━━ Material for this exercise
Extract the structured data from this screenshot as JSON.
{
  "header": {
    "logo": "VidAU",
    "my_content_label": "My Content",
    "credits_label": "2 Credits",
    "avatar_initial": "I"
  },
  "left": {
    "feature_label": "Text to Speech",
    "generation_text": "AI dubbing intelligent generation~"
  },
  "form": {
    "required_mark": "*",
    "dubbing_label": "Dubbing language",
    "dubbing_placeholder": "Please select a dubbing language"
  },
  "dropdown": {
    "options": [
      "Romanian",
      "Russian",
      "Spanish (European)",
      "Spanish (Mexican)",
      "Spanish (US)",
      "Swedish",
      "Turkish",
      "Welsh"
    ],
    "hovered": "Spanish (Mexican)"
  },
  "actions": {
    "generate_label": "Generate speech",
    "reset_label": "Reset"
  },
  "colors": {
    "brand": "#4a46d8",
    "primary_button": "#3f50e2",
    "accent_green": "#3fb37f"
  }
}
━━━━
Task> Please return the data above exactly as given.

Response for this exercise>
Extract the structured data from this screenshot as JSON.
{
  "header": {
    "logo": "VidAU",
    "my_content_label": "My Content",
    "credits_label": "2 Credits",
    "avatar_initial": "I"
  },
  "left": {
    "feature_label": "Text to Speech",
    "generation_text": "AI dubbing intelligent generation~"
  },
  "form": {
    "required_mark": "*",
    "dubbing_label": "Dubbing language",
    "dubbing_placeholder": "Please select a dubbing language"
  },
  "dropdown": {
    "options": [
      "Romanian",
      "Russian",
      "Spanish (European)",
      "Spanish (Mexican)",
      "Spanish (US)",
      "Swedish",
      "Turkish",
      "Welsh"
    ],
    "hovered": "Spanish (Mexican)"
  },
  "actions": {
    "generate_label": "Generate speech",
    "reset_label": "Reset"
  },
  "colors": {
    "brand": "#4a46d8",
    "primary_button": "#3f50e2",
    "accent_green": "#3fb37f"
  }
}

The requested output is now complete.